=== 本文 ===

これまでの活動

海外先進事例視察

本プロジェクトで最初に行った事業。
モデルとなるスイスの観光地ツェルマットの視察を行った。
ツェルマット市街地は、ガソリン車の乗り入れを禁止し、電気自動車(EV)と観光用の馬車のみの走行となっている。
EVの運行事業やその維持管理事業、パーク&ライド型の観光地交通システムを視察した。
この視察で成功例を目の当たりにしたことで、「未来の宇奈月温泉像」を共有することができた。

ツェルマット駅前 ツェルマット駅前

小水力発電

宇奈月温泉街には年中安定した水量の生活用水があり、この水が温泉街から滝のように落ちており(落差20m、流量毎秒200L)、この水を活用した小水力発電を行い、効果的に利用することで、宇奈月温泉の電力コストの削減および電気自動車運用などの先進的社会システム形成への発展が期待できる。
2010年12月から2011年2月まで、宇奈月公民館新川荘裏の敷地にて、実証実験を実施。防火水槽から市街地へ流下する水路から取水し、ターゴインパルス型水車を用い、毎秒20Lの水で2.0kWの発電を行った。
この実証実験を踏まえ、2014年7月から宇奈月谷小水力発電所(愛称:でんきウォー太郎1号)が本格稼働した。得られた電力は売電せず、温泉街を周回する10人乗り低速電気バス(愛称:EMU)のバッテリー充電や発電所に隣接する公民館通路の照明、防犯灯に利用している。

宇奈月谷小水力発電所 EMUのバッテリー充電

温度差発電システム実験

温泉水(約60℃)と湧水(約5℃)の温度差を電気エネルギーに変換し、得られた電力を旅館前の照明と隣接するカフェのイルミネーションに利用した。また、野菜栽培用の照明にも利用した。

電気自動車等のレンタル事業

宇奈月温泉への誘致を目的として、EVレンタル事業を2010年4月より開始した。
(オープンカータイプのEV2台、電動アシスト自転車20台および電動カート1台)
2011年度からは、貸出業務を黒部・宇奈月温泉観光局に移管した。
現在、観光局で電動アシスト自転車4台のレンタルを行っている。

=== 抽出データ ===

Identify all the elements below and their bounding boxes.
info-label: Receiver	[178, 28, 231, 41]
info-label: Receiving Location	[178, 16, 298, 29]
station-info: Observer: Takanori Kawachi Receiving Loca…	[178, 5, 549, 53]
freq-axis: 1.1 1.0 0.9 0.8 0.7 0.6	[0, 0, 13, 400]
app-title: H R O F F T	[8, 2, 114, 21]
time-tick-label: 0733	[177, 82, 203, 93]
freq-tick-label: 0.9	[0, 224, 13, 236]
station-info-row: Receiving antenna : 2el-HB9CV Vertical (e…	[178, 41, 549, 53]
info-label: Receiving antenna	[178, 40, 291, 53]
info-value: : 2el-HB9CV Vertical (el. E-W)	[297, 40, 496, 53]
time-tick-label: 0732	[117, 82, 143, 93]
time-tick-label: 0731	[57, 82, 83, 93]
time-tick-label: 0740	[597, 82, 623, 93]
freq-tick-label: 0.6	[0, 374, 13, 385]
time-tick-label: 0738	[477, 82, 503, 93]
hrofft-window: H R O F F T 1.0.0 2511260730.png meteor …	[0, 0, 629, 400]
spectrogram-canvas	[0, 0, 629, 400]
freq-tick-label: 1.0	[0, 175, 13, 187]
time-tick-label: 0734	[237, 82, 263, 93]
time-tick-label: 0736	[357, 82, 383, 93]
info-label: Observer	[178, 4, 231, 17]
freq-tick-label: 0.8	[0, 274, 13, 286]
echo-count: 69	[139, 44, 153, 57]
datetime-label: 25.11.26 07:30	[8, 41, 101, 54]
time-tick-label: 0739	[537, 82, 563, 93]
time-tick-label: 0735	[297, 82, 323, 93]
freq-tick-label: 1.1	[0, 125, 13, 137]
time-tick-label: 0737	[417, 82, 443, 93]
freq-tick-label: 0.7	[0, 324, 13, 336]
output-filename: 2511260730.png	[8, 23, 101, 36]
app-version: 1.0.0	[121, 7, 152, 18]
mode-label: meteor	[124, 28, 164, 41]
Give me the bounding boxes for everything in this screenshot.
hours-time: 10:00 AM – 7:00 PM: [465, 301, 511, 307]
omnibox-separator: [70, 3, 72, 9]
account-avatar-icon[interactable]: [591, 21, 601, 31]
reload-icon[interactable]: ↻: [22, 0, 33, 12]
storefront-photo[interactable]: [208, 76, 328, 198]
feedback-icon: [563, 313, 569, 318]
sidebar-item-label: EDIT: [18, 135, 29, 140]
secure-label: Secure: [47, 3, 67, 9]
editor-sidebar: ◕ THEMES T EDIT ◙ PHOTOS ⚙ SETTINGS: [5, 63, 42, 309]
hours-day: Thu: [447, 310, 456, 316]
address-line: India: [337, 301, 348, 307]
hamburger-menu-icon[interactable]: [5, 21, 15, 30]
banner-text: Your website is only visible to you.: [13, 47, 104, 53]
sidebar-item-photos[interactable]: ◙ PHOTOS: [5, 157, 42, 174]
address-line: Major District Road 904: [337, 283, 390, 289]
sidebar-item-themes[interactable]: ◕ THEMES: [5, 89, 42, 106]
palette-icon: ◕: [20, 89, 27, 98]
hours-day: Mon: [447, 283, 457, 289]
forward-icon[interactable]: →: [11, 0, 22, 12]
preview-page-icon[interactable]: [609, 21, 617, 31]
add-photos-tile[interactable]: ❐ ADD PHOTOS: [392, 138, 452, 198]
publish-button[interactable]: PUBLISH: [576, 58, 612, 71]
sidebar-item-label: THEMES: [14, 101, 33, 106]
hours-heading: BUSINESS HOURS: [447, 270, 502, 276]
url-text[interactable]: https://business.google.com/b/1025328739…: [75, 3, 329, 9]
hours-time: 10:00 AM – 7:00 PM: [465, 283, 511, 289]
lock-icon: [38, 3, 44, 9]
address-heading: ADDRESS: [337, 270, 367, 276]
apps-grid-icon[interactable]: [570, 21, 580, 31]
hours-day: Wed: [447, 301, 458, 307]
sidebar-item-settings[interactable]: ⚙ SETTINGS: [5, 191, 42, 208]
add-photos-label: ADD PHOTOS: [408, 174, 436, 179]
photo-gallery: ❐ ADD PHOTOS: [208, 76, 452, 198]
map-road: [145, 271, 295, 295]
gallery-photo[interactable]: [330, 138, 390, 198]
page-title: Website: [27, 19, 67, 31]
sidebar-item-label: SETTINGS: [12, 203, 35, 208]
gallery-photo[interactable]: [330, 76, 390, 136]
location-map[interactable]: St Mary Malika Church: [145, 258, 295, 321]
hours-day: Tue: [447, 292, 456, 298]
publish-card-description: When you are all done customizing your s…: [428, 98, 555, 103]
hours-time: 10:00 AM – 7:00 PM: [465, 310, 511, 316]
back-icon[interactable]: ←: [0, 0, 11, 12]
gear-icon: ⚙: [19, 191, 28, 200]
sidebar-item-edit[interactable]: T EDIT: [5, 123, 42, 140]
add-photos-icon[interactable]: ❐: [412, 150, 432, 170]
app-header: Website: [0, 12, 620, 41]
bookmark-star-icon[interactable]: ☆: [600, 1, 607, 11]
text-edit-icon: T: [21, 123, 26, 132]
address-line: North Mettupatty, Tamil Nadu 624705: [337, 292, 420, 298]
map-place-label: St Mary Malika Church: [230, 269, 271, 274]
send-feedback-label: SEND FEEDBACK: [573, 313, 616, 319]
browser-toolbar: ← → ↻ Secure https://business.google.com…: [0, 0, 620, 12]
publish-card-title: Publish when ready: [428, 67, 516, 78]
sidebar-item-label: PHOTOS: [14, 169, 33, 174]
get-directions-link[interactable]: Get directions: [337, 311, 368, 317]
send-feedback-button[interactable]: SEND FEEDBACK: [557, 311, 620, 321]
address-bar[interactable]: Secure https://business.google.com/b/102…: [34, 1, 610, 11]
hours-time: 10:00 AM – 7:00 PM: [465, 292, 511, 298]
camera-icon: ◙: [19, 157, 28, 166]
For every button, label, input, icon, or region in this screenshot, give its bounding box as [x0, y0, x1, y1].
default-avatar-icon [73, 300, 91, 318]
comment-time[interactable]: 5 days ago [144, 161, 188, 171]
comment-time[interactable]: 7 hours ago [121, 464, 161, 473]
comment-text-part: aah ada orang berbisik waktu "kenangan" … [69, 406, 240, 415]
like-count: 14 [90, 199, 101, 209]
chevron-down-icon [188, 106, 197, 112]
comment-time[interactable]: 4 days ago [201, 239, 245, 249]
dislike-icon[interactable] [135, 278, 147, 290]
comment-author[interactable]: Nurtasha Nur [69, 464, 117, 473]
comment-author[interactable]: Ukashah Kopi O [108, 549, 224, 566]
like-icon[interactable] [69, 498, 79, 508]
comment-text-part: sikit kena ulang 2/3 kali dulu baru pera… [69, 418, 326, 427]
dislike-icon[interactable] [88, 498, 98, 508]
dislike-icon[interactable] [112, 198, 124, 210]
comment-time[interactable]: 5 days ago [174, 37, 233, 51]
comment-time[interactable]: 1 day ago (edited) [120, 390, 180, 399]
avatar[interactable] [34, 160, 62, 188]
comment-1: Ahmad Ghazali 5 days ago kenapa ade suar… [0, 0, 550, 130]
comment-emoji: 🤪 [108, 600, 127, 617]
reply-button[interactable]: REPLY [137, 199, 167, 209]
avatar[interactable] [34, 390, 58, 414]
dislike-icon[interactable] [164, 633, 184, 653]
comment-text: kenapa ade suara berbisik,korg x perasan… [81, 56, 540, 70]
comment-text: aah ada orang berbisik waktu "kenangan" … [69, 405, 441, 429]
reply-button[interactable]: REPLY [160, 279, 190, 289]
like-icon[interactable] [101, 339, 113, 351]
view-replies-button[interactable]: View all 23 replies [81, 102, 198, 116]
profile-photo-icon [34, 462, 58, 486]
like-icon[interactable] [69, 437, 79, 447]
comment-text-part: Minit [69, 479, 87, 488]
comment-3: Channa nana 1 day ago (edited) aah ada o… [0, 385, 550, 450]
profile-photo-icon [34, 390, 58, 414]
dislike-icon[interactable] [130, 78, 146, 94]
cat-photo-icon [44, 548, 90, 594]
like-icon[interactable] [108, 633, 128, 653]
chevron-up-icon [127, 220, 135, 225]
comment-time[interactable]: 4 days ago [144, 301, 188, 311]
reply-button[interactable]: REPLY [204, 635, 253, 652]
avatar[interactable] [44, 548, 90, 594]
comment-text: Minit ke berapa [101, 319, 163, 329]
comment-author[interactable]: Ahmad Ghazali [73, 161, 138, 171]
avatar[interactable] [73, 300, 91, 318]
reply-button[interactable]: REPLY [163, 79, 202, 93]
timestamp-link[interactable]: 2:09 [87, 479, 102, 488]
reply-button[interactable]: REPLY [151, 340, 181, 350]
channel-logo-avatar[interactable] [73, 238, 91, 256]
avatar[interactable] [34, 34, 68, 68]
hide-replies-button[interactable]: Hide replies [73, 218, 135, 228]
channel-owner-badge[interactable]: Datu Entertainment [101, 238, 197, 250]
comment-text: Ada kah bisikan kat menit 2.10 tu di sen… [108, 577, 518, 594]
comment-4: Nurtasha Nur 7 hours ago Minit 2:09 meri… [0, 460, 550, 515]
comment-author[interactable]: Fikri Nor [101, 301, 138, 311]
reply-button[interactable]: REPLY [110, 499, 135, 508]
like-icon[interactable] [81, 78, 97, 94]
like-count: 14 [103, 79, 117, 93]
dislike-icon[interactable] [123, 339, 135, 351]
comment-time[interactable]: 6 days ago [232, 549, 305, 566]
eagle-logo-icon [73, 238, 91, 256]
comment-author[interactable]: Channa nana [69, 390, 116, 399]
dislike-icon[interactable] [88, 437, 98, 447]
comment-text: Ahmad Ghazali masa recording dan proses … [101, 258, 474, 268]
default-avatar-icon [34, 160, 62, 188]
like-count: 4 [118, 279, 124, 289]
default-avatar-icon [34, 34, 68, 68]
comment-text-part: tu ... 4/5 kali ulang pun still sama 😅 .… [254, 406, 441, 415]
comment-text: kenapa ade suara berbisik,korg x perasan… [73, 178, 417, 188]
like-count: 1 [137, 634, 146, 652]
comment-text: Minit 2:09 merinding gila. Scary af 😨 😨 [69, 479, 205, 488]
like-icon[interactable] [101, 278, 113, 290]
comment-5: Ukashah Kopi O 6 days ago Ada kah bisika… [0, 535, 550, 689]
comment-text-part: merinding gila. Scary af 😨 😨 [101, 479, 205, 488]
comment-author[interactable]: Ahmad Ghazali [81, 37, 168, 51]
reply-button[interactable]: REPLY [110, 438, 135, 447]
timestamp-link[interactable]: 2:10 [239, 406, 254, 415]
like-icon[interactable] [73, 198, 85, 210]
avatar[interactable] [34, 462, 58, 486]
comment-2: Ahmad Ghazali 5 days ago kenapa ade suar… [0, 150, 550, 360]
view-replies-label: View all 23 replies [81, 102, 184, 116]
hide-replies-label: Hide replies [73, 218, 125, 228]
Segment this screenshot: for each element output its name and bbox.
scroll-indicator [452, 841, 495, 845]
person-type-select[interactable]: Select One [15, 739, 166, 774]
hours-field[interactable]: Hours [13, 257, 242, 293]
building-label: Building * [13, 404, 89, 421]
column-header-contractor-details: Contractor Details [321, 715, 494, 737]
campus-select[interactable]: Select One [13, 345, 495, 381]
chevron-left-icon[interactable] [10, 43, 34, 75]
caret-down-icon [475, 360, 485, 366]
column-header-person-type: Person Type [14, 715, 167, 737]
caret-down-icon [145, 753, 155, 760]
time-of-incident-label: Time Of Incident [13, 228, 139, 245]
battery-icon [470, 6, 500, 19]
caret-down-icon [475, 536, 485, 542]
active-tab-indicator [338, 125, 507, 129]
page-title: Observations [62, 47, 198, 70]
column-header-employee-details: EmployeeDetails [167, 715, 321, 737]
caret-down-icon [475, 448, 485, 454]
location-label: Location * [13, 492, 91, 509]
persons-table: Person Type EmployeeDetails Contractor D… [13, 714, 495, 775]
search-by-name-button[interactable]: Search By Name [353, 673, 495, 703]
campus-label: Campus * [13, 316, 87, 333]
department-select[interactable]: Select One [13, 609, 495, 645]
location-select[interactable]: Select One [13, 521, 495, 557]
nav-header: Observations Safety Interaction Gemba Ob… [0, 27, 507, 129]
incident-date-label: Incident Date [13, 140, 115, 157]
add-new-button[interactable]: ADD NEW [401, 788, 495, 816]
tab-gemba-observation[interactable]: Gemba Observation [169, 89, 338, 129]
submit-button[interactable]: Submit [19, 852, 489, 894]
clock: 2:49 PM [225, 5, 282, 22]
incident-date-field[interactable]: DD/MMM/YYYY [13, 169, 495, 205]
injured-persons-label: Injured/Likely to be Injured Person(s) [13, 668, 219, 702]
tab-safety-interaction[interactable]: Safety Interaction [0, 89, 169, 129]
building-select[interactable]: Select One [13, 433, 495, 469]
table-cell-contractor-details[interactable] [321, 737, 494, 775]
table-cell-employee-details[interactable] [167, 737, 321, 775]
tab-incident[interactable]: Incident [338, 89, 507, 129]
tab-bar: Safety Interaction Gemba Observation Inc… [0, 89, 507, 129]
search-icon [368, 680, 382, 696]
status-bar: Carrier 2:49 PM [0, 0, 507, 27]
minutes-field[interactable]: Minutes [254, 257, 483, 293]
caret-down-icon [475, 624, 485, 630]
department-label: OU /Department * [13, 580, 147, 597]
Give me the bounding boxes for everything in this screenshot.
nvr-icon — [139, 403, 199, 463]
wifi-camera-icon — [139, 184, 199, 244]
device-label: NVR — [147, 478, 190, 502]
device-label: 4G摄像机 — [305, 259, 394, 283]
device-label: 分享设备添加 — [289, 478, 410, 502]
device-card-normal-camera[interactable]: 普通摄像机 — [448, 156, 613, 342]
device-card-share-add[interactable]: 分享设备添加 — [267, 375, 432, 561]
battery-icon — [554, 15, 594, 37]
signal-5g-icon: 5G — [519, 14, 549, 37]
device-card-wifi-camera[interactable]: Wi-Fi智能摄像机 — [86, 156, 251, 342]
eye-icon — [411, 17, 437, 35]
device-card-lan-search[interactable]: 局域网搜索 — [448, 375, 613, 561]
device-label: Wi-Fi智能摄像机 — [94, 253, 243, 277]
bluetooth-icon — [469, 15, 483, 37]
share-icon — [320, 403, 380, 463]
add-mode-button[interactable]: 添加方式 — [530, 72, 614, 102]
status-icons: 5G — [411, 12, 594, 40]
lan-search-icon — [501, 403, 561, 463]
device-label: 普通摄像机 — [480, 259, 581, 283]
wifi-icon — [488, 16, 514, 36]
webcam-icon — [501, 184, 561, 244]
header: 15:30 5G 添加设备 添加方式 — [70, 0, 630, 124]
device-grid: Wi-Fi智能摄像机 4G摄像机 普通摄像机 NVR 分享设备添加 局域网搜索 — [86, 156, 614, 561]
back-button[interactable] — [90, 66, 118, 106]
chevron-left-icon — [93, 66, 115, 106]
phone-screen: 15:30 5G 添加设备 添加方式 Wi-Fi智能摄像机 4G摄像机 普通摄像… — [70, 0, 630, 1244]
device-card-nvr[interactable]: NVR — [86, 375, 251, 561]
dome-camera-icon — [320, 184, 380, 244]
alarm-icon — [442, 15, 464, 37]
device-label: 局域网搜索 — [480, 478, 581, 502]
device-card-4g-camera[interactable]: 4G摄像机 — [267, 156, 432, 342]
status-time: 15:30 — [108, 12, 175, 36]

===

練習問題:
(a) 本文の「この実証実験を踏まえ、201」から「宇奈月温泉への誘致を目的として、EVレンタル事業を2010年4月より開始した。」までを、一字も変えずに抜き出す。
(b) 本文に基づいて、次の問いに答えてください。
(i) ツェルマット市街地で走行しているのは何か。
(ii) 宇奈月公民館新川荘裏での実証実験で用いた水車は何型か。
(iii) 現在、観光局でレンタルを行っているものは何か。
答えは本文だけを根拠とする。

解答例:
(a)
この実証実験を踏まえ、2014年7月から宇奈月谷小水力発電所(愛称:でんきウォー太郎1号)が本格稼働した。得られた電力は売電せず、温泉街を周回する10人乗り低速電気バス(愛称:EMU)のバッテリー充電や発電所に隣接する公民館通路の照明、防犯灯に利用している。

宇奈月谷小水力発電所 EMUのバッテリー充電

温度差発電システム実験

温泉水(約60℃)と湧水(約5℃)の温度差を電気エネルギーに変換し、得られた電力を旅館前の照明と隣接するカフェのイルミネーションに利用した。また、野菜栽培用の照明にも利用した。

電気自動車等のレンタル事業

宇奈月温泉への誘致を目的として、EVレンタル事業を2010年4月より開始した。

(b)
(i) 電気自動車(EV)と観光用の馬車
(ii) ターゴインパルス型
(iii) 電動アシスト自転車4台